## START

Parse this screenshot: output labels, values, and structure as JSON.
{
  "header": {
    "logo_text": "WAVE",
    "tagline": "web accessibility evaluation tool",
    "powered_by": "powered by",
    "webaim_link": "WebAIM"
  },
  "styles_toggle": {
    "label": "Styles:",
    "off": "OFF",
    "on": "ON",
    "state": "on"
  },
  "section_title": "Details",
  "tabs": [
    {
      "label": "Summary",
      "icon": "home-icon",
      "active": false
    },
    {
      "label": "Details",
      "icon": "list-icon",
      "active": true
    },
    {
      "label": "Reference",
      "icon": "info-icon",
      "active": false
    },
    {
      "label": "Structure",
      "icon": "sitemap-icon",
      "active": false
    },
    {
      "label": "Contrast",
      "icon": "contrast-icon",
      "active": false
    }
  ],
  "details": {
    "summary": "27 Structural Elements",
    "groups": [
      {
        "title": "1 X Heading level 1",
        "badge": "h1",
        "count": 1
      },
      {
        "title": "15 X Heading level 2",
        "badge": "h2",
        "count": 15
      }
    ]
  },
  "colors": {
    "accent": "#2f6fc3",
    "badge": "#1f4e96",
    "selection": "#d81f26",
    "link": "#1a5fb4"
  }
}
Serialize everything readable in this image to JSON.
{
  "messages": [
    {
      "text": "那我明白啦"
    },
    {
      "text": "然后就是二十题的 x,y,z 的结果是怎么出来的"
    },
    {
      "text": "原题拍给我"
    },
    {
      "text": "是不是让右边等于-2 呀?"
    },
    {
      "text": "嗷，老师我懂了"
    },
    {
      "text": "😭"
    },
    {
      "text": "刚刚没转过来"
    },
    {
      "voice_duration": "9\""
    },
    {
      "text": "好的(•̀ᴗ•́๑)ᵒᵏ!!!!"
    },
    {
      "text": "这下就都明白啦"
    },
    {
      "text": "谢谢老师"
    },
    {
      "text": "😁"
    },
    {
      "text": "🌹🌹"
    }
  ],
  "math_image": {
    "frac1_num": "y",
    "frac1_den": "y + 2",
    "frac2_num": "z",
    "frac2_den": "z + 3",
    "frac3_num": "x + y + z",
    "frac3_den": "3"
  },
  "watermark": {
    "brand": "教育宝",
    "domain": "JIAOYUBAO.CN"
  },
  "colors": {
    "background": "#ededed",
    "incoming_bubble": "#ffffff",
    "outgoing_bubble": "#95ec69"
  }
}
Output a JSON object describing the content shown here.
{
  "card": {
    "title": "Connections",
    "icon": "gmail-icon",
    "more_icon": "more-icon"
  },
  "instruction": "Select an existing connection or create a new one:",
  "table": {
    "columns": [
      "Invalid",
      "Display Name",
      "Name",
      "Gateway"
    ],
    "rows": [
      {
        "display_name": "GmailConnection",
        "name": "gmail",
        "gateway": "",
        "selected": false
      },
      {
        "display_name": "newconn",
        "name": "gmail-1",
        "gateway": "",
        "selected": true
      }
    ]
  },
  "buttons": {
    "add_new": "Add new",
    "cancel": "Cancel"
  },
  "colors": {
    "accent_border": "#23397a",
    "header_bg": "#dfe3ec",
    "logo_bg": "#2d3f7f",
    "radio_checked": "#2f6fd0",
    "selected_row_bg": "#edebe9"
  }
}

## END

**Required work**
Pick out the lines containing the word "level" and show them.

**Task output**
        "title": "1 X Heading level 1",
        "title": "15 X Heading level 2",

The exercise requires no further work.